══ Data to use ══
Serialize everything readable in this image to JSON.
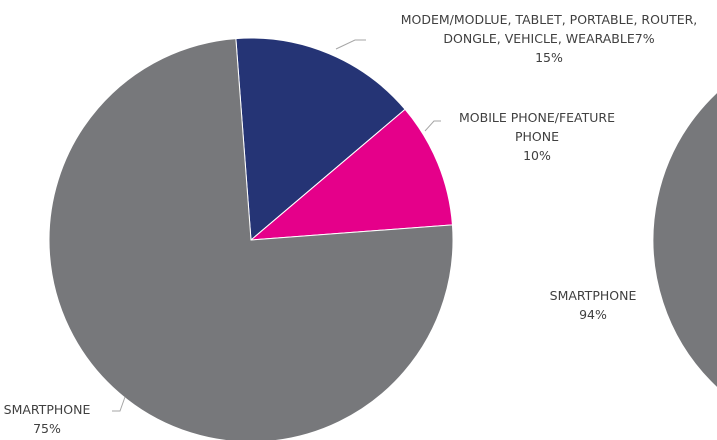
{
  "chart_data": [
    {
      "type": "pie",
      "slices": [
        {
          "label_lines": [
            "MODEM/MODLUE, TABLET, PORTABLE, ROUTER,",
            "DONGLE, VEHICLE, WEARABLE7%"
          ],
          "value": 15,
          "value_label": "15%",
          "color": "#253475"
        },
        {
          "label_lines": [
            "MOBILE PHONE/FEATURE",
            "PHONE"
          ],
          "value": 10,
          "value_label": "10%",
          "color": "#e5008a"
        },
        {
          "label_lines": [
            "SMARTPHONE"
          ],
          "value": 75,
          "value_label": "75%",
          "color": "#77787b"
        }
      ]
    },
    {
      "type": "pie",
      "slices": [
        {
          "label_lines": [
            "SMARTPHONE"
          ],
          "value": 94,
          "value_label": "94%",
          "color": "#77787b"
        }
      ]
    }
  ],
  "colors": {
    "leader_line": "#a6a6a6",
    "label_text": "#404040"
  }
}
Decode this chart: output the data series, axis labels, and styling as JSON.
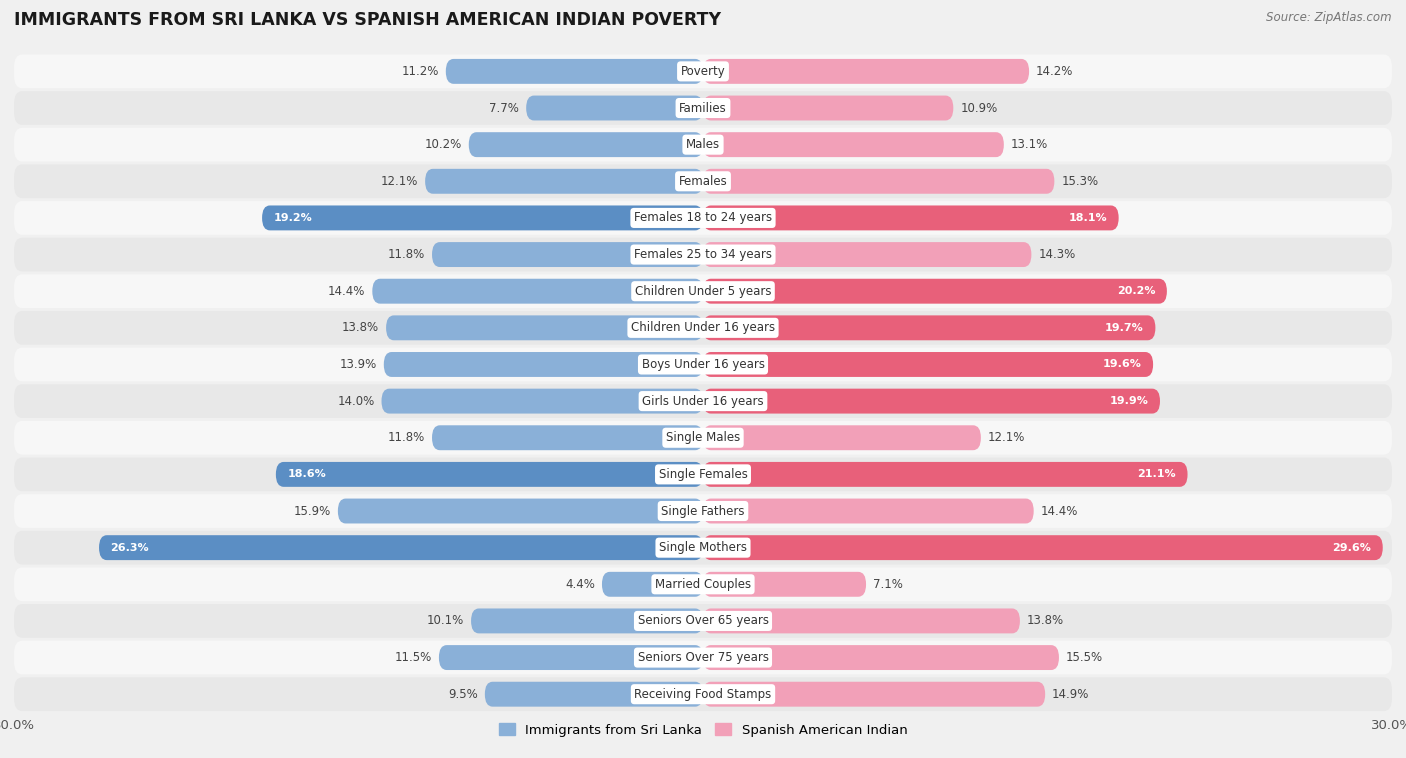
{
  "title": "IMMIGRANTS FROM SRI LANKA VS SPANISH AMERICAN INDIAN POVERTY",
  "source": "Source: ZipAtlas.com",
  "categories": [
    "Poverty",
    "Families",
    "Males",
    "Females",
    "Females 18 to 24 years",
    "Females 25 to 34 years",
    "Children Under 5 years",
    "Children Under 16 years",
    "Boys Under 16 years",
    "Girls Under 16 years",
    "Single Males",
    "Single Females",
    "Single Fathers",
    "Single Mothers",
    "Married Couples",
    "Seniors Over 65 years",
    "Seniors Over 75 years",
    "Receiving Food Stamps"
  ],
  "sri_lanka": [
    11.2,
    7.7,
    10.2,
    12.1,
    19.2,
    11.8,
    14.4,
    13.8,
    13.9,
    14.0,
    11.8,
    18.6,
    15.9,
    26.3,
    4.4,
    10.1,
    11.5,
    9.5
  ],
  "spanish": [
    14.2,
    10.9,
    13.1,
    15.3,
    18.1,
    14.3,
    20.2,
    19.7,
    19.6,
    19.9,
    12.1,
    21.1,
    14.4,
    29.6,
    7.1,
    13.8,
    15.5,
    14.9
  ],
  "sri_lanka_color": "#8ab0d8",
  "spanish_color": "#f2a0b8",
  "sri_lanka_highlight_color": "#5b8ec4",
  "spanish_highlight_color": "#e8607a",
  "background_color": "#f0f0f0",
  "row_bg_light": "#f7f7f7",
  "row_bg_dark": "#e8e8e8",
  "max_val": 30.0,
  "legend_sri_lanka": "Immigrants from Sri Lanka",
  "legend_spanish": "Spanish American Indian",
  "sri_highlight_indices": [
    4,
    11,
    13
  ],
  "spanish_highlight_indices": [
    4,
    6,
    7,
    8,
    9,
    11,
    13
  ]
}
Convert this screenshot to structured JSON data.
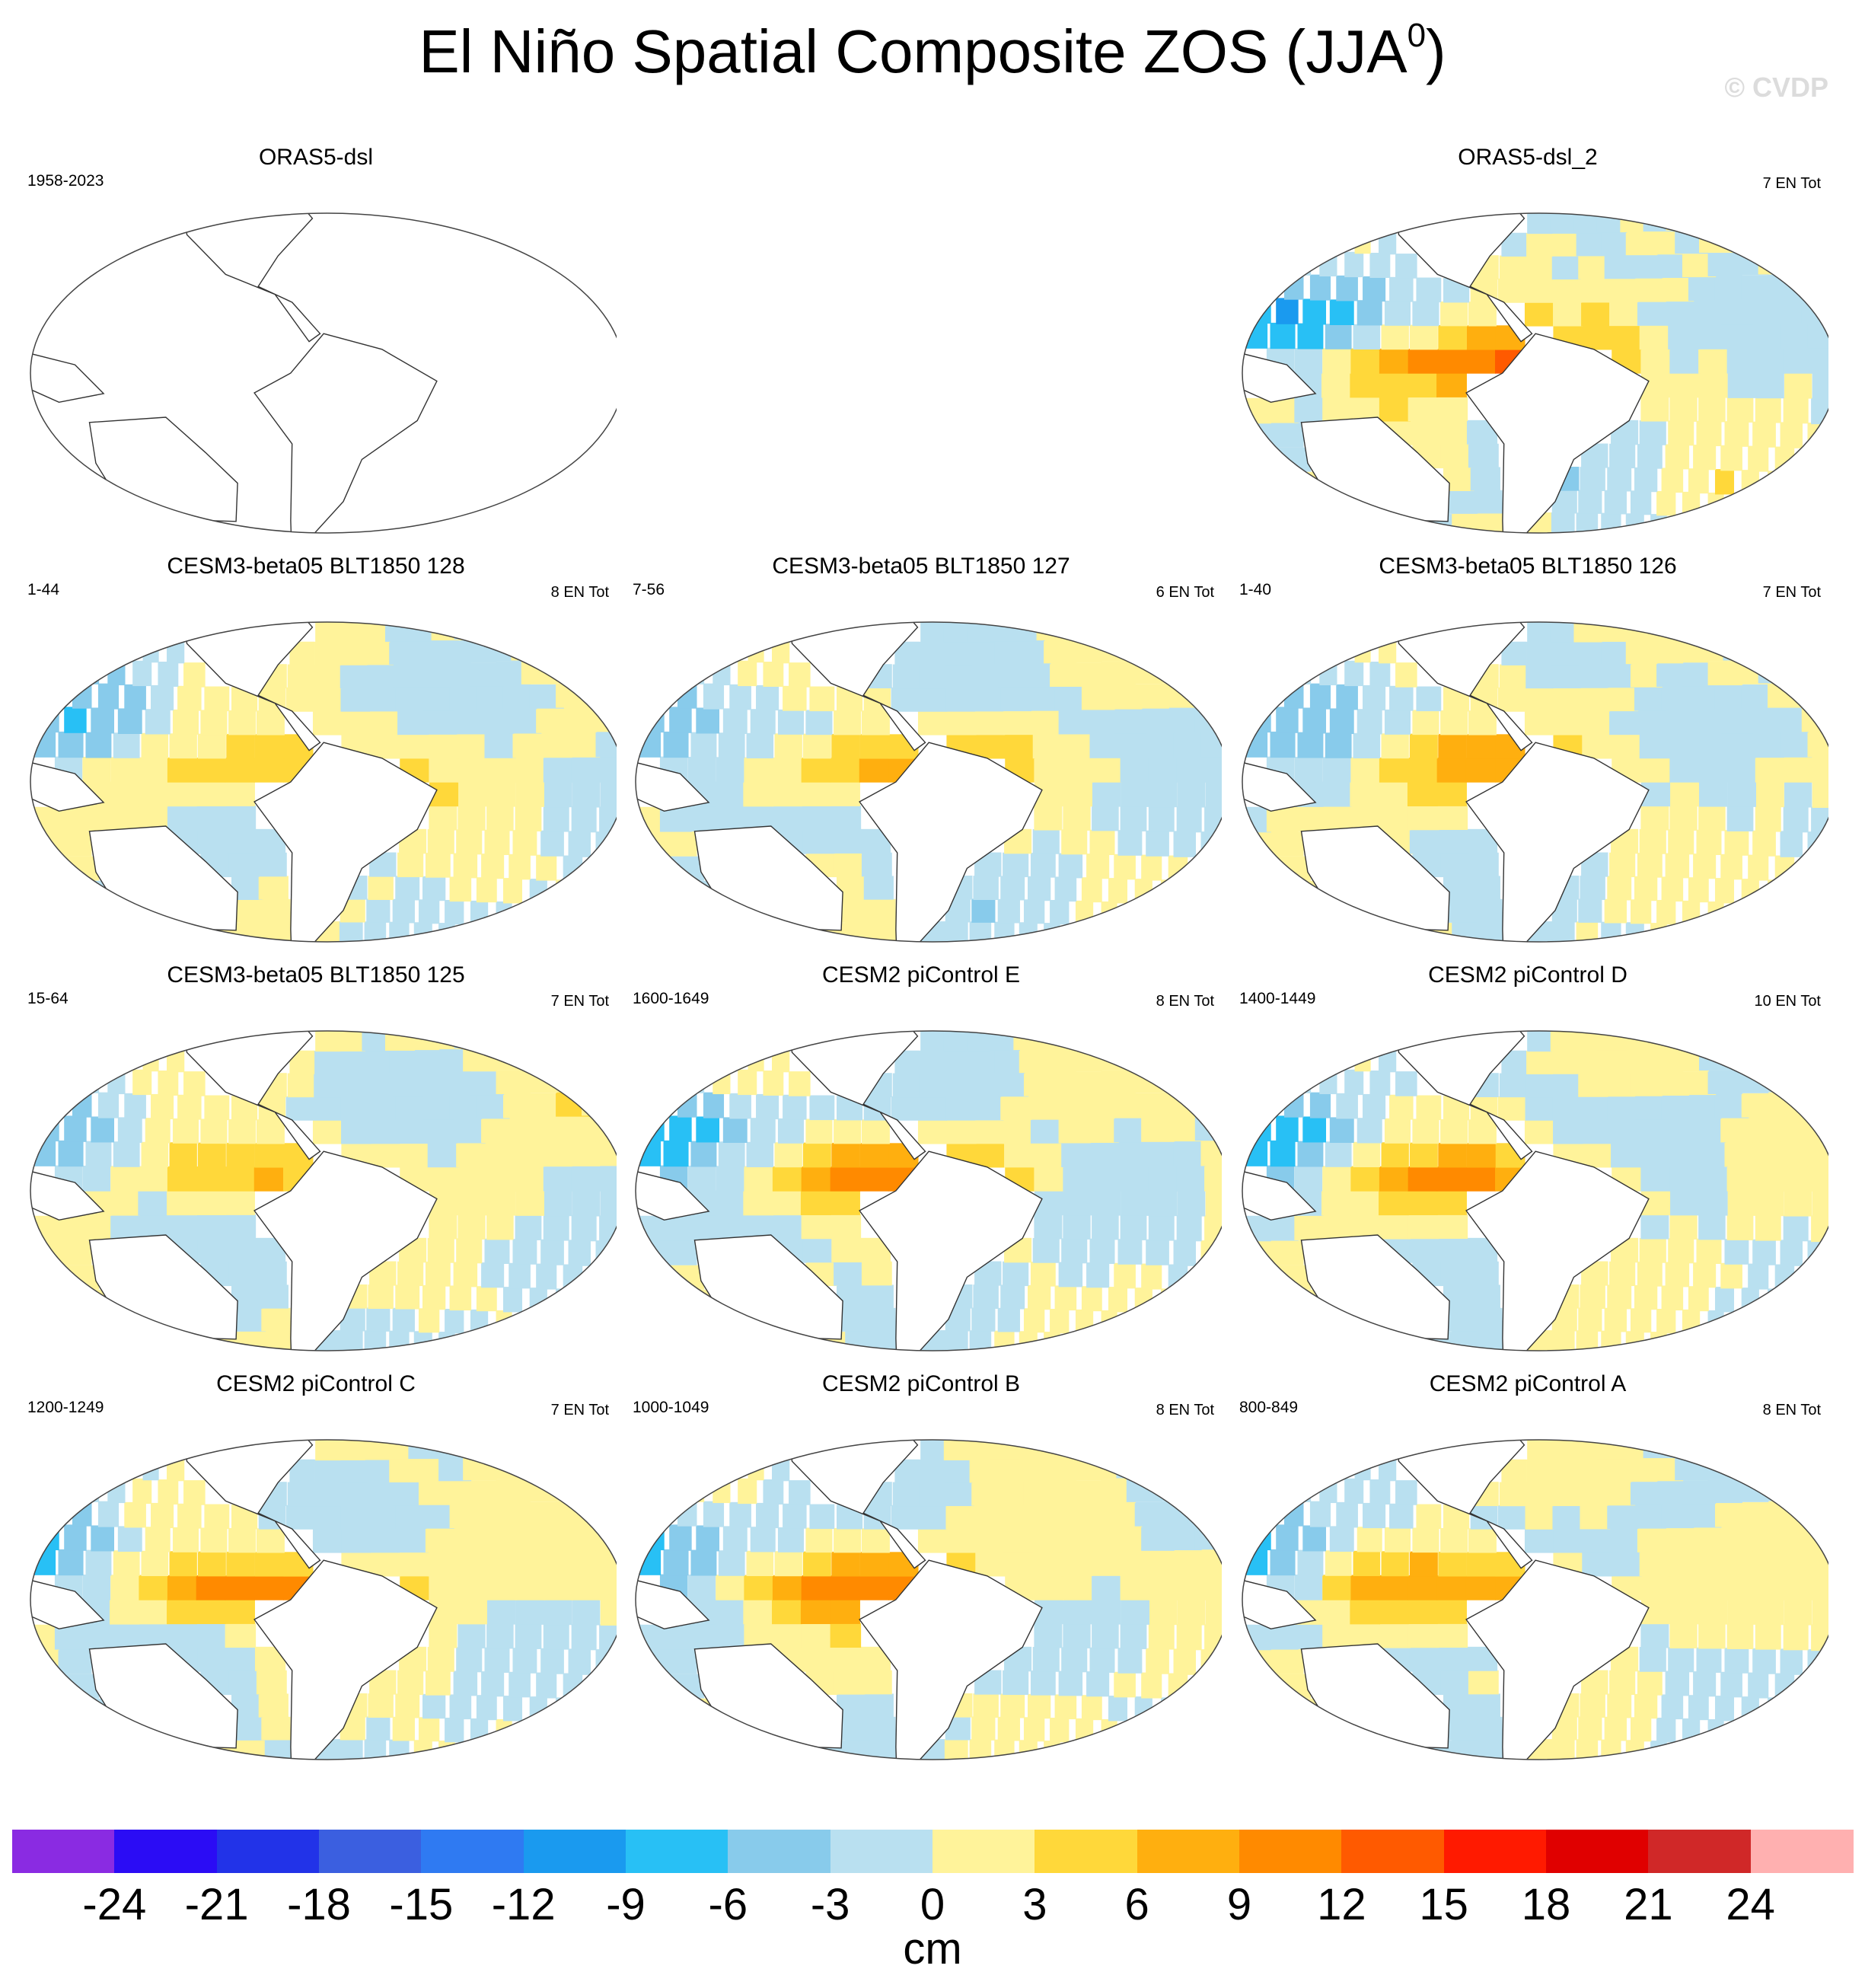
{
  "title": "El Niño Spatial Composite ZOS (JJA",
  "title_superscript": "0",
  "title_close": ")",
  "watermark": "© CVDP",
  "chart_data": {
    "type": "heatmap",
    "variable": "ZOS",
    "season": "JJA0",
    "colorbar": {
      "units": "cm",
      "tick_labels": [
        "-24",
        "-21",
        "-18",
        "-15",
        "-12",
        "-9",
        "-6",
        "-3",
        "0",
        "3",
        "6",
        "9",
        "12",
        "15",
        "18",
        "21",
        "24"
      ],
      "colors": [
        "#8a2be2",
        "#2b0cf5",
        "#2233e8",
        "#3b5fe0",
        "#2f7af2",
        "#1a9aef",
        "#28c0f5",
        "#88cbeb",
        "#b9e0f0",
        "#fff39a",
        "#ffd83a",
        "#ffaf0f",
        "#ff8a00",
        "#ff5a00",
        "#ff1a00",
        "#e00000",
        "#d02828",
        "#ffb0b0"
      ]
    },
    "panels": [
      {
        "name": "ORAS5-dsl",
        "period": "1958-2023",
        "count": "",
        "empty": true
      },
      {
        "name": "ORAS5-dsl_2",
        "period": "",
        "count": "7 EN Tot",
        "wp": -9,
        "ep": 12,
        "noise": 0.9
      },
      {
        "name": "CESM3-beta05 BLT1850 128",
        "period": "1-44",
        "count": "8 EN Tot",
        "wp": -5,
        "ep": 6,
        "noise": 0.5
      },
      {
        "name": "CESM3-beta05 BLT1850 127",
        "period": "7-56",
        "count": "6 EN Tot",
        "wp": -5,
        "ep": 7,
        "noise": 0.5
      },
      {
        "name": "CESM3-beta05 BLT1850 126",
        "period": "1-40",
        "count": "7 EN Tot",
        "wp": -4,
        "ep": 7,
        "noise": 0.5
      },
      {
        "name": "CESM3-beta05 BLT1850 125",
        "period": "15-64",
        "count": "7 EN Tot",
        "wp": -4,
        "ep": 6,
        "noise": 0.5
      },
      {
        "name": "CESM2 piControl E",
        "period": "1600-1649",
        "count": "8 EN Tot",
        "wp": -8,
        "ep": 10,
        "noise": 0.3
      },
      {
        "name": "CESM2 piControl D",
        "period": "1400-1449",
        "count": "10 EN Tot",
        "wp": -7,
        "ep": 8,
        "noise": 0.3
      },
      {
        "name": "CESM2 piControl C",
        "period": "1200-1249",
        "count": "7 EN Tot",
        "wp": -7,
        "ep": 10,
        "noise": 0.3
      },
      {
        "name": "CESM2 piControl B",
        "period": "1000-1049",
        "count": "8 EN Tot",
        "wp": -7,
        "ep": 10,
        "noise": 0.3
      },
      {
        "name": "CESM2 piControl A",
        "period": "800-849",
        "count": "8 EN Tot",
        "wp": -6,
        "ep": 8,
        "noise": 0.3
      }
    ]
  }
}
═══
## Task objective:
Go through the material and select each line with the string "Single" in it.

## Solution for this exercise:
    "Single Males",
    "Single Females",
    "Single Fathers",
    "Single Mothers",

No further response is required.